## Given task
Return only the number of lines that hold "产业发展带".

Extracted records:
● ● ● ● ●

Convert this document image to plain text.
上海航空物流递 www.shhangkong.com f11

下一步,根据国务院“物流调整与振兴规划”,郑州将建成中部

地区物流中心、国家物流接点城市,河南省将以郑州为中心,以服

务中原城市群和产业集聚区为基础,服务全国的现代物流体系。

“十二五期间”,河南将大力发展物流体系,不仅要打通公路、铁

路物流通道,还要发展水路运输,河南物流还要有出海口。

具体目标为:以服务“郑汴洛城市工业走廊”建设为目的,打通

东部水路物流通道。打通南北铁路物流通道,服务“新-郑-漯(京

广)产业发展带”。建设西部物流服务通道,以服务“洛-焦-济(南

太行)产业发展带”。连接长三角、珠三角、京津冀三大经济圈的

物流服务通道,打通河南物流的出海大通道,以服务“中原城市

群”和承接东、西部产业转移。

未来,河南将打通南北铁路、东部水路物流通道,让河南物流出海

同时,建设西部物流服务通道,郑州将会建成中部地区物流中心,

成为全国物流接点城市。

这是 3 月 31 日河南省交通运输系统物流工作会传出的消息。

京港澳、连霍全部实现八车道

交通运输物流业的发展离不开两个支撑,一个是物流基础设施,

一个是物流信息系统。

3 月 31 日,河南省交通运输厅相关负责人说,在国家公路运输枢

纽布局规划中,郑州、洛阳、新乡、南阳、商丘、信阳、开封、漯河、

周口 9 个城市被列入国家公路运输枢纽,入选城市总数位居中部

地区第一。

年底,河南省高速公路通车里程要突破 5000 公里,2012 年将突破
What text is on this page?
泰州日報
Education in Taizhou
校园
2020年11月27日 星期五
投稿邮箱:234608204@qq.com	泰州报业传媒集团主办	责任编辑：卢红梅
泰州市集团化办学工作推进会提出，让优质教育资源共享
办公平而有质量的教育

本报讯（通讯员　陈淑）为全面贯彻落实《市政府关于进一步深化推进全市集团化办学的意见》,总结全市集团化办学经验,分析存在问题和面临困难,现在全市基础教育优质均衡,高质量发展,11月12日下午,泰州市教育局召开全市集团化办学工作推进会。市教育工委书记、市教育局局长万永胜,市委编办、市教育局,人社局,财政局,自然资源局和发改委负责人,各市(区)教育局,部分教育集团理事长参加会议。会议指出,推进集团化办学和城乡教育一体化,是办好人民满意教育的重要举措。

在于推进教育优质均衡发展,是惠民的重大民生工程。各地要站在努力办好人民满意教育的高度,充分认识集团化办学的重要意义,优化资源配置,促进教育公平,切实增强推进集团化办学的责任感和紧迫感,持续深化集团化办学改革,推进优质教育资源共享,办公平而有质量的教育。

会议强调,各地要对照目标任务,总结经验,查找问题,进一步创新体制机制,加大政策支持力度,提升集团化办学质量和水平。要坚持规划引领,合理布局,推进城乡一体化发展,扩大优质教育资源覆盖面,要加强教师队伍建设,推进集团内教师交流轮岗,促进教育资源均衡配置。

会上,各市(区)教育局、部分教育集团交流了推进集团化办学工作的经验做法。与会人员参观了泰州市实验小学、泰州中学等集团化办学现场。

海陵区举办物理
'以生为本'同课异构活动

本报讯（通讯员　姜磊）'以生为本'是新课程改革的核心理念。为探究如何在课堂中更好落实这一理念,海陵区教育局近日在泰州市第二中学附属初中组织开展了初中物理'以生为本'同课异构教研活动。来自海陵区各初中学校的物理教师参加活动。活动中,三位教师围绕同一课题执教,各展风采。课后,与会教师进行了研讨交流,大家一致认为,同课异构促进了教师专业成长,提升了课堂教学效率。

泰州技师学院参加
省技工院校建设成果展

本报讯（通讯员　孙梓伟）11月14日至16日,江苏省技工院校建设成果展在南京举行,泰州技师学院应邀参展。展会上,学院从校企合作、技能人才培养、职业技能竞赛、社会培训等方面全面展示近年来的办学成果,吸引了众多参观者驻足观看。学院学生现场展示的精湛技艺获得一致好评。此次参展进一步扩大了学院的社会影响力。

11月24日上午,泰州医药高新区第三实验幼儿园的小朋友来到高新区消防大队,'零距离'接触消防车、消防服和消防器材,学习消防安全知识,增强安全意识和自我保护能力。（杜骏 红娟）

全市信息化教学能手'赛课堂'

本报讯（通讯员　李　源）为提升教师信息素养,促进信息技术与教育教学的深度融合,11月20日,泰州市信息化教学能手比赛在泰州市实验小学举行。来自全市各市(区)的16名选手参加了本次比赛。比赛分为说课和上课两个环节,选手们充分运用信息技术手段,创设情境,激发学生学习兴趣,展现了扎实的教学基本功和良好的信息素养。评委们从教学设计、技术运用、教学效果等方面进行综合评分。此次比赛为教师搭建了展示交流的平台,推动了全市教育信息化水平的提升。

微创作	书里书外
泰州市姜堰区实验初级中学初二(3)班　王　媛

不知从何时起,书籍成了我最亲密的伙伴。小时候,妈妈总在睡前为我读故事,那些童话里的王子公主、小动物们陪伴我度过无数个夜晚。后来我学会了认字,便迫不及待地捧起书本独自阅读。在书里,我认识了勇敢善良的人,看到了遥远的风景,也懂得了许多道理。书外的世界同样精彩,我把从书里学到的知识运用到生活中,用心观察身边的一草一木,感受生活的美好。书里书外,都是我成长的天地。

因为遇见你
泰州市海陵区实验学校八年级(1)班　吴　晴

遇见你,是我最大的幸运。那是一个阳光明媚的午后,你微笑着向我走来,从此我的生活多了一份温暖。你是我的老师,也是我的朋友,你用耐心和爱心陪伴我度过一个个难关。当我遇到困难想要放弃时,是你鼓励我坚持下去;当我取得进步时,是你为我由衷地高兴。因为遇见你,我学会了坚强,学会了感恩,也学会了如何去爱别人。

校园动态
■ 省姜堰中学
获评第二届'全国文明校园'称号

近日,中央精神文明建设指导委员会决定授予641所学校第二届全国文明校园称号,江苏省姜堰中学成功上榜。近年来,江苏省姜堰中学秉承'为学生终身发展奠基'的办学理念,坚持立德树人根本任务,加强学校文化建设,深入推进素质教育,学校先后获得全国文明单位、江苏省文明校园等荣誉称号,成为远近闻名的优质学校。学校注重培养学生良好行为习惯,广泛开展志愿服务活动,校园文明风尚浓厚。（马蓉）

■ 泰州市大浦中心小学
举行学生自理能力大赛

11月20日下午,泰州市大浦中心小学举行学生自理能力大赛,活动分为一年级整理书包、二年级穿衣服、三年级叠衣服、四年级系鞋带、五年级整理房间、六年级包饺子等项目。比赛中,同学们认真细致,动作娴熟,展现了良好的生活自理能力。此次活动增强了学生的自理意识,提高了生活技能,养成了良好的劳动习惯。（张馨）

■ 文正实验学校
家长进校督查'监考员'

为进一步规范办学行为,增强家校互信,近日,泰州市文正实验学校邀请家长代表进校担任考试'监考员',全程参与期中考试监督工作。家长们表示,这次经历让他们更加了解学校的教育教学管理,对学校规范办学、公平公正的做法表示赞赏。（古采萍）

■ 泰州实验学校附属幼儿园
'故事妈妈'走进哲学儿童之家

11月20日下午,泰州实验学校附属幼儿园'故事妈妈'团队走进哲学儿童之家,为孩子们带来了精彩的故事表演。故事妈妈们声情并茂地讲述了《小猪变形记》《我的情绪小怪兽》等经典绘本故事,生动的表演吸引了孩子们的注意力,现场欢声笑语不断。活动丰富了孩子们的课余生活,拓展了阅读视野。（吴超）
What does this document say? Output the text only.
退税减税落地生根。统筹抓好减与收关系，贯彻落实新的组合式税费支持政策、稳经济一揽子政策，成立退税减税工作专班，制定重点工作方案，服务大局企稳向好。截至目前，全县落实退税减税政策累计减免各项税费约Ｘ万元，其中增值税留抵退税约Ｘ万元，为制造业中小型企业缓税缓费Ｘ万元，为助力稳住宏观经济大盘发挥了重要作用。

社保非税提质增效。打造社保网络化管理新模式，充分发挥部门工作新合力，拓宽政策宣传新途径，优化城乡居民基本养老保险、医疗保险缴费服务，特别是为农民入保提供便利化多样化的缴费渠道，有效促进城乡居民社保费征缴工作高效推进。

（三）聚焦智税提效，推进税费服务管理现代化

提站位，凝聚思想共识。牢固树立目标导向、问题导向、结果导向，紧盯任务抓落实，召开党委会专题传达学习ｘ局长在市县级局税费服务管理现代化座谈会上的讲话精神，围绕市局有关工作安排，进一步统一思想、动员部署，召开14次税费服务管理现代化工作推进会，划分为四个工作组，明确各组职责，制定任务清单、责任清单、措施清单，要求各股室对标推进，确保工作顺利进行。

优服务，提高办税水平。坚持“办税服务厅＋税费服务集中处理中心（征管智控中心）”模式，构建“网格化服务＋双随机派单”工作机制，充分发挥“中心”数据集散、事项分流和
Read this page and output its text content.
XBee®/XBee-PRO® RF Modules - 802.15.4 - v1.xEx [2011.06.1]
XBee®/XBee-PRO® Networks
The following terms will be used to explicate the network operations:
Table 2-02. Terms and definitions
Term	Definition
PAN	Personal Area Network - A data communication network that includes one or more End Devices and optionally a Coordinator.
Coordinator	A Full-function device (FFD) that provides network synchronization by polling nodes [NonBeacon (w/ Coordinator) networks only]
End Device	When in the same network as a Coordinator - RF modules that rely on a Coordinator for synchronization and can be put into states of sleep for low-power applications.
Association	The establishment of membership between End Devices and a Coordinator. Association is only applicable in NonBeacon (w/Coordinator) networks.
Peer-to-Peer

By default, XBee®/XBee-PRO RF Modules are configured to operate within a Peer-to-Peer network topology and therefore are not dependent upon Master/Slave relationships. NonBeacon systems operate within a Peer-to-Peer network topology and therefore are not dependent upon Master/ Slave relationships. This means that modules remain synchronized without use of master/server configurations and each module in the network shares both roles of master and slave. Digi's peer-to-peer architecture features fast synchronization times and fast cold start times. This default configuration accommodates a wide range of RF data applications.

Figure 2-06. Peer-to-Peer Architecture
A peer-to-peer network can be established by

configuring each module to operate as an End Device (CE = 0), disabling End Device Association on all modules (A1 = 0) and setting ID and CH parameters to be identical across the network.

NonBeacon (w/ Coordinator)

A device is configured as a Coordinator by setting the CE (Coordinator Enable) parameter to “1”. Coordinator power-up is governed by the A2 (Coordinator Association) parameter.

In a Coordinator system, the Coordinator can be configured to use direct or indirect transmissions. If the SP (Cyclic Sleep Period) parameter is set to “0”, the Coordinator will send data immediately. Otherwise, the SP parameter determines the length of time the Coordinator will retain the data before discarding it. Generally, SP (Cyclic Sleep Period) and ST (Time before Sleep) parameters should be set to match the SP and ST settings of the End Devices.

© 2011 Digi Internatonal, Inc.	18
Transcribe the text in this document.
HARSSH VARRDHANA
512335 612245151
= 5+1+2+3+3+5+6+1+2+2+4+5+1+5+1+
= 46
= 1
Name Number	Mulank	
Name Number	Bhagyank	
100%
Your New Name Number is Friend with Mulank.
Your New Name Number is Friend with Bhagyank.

● ● ● ● ●

## Solution to the exercise
2